* Start Records shown *

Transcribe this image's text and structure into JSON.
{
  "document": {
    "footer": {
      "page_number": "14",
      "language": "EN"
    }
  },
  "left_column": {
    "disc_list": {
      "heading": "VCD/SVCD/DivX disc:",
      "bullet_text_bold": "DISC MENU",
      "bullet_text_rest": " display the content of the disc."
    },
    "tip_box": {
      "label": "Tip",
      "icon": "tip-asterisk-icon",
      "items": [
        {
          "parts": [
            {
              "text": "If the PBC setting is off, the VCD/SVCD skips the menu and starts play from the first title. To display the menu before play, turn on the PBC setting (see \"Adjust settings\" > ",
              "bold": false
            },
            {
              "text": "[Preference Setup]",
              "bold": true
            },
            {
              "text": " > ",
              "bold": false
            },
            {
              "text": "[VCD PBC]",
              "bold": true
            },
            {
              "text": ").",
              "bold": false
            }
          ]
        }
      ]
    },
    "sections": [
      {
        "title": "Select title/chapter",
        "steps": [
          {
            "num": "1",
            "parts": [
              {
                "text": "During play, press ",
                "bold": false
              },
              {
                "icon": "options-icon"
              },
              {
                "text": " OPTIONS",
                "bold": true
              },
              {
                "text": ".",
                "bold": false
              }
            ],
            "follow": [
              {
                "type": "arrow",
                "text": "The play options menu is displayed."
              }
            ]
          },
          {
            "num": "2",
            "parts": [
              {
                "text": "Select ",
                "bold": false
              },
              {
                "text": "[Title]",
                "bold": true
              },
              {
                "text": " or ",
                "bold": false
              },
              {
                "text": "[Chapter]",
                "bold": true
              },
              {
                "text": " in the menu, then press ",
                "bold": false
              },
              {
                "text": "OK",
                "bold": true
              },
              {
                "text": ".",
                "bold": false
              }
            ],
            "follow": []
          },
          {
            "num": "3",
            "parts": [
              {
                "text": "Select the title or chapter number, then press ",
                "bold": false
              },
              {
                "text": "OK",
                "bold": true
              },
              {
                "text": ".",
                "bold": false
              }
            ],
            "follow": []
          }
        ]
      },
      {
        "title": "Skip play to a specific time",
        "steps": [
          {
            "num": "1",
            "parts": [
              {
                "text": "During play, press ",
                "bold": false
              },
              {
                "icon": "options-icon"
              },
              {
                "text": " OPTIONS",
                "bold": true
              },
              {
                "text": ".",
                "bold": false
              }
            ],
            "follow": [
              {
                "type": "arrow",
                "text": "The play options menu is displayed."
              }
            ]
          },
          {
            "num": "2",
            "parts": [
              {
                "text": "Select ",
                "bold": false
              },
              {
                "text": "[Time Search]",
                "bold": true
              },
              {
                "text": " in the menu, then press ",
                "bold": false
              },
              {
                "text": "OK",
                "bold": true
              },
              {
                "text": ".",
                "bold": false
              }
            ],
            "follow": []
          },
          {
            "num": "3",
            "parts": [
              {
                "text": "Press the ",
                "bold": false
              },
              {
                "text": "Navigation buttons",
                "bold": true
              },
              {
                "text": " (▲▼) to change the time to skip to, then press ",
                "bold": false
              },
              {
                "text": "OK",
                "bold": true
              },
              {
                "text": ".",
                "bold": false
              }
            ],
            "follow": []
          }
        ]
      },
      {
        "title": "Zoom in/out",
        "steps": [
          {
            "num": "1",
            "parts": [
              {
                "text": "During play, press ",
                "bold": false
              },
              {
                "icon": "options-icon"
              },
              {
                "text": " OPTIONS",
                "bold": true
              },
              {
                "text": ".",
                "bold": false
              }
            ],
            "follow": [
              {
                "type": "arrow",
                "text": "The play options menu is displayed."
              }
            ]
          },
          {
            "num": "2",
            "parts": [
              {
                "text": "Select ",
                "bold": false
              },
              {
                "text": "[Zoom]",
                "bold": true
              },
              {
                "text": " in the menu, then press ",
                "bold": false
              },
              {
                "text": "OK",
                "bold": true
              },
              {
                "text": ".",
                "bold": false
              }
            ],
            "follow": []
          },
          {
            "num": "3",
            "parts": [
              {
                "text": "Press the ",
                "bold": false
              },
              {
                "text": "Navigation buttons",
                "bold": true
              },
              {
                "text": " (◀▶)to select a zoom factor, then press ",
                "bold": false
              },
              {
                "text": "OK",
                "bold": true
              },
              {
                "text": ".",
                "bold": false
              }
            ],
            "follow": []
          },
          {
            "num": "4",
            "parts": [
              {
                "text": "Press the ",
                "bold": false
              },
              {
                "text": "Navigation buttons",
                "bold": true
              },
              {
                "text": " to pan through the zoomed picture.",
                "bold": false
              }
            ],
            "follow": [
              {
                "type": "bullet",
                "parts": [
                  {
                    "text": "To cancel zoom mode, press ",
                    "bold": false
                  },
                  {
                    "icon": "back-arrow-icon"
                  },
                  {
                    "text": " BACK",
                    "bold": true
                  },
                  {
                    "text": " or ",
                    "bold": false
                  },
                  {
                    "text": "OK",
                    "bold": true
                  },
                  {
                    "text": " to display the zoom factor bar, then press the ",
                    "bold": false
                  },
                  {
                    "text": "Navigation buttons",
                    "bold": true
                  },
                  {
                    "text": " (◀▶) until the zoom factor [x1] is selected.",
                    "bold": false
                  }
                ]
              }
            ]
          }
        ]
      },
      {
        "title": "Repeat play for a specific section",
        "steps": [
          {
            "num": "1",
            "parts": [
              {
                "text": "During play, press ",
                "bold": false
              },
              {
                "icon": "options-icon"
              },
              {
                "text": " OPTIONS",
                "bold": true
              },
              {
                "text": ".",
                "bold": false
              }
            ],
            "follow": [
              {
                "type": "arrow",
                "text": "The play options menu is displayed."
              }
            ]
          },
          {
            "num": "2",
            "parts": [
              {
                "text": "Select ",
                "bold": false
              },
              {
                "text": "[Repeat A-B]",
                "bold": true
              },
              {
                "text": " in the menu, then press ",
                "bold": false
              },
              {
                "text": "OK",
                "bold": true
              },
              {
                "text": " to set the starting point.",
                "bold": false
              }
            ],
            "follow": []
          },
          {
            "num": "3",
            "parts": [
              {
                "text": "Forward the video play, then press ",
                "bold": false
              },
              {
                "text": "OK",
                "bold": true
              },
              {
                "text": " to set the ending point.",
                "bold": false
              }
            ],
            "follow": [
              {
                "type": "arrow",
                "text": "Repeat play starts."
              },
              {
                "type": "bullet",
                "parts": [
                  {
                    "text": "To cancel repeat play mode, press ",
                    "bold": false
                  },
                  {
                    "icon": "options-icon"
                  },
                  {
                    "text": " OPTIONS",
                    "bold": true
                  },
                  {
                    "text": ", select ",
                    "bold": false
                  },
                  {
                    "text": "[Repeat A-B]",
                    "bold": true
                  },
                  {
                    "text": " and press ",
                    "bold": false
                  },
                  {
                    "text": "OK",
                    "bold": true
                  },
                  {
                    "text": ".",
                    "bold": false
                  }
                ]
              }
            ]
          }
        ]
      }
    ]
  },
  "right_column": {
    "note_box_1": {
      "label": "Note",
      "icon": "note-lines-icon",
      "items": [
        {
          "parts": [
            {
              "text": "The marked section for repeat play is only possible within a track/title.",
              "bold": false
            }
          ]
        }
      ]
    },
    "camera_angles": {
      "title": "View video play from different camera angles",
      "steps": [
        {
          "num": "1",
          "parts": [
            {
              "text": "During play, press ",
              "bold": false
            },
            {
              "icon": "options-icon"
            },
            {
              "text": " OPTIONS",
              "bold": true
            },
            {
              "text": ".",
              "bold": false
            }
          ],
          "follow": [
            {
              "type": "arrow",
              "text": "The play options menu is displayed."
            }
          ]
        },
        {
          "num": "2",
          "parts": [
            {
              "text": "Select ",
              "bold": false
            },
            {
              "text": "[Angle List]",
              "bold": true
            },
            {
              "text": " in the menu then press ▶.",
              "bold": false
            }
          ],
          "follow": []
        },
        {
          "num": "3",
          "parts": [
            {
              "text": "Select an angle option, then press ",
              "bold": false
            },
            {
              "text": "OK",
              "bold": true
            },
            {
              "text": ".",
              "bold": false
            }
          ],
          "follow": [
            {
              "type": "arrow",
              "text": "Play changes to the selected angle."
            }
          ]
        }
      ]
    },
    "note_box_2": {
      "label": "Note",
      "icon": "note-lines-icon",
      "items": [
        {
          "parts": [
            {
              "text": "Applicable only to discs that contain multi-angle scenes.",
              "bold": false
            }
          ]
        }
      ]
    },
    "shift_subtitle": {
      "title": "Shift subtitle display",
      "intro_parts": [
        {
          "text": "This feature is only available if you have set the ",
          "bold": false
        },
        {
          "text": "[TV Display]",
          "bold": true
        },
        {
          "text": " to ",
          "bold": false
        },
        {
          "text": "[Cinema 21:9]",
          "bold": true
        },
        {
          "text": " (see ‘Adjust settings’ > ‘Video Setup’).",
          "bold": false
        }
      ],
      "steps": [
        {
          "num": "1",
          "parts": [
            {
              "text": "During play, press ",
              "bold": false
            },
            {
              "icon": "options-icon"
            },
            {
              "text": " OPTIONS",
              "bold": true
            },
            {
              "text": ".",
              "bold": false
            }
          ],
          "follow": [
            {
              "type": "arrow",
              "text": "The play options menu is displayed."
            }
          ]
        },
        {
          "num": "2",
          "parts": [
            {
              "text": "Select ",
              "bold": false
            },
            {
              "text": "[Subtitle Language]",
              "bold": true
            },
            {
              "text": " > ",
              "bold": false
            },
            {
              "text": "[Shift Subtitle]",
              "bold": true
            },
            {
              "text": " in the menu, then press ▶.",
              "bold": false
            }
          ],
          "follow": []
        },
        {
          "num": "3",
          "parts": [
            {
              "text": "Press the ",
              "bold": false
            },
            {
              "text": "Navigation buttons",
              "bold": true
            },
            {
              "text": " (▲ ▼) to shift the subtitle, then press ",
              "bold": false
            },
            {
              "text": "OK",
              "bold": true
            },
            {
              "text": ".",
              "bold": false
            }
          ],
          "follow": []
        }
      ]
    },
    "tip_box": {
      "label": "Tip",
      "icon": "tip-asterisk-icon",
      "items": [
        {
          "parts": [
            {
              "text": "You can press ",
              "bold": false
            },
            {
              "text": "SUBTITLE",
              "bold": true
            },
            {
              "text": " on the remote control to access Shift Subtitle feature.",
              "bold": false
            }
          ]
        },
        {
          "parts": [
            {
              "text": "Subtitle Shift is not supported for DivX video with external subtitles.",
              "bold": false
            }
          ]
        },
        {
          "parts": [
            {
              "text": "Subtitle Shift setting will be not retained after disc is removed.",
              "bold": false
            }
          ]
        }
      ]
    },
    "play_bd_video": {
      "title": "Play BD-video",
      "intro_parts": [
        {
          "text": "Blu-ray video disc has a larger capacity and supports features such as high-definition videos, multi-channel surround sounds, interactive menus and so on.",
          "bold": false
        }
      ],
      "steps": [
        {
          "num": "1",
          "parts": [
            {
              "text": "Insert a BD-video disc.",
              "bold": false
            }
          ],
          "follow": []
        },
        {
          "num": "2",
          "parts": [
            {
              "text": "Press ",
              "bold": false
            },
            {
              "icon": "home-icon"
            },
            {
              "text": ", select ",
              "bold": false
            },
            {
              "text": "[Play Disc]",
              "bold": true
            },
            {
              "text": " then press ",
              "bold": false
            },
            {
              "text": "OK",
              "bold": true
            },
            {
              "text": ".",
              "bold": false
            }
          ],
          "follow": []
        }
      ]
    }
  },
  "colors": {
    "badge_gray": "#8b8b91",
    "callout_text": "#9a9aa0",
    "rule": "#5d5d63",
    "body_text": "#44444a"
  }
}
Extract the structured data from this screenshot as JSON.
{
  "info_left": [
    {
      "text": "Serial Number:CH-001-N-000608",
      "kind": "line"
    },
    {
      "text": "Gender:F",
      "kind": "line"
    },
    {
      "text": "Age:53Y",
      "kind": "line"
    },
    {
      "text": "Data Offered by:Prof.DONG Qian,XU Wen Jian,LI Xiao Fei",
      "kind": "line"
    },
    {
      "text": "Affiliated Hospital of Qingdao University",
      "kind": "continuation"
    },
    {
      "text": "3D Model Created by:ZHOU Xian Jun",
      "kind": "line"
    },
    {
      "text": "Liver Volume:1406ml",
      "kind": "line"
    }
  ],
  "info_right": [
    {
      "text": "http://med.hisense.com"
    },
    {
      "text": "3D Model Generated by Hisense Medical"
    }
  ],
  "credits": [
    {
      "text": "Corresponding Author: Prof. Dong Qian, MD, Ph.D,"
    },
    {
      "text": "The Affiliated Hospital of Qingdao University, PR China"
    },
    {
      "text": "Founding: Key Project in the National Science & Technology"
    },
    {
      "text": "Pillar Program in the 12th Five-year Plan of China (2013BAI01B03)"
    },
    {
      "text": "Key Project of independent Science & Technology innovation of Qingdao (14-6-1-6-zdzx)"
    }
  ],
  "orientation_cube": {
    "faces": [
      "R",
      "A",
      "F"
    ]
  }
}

* End Records shown *

The request:
From the listing above, pick out each line where the word "DivX" appears.

Problem solution:
      "heading": "VCD/SVCD/DivX disc:",
              "text": "Subtitle Shift is not supported for DivX video with external subtitles.",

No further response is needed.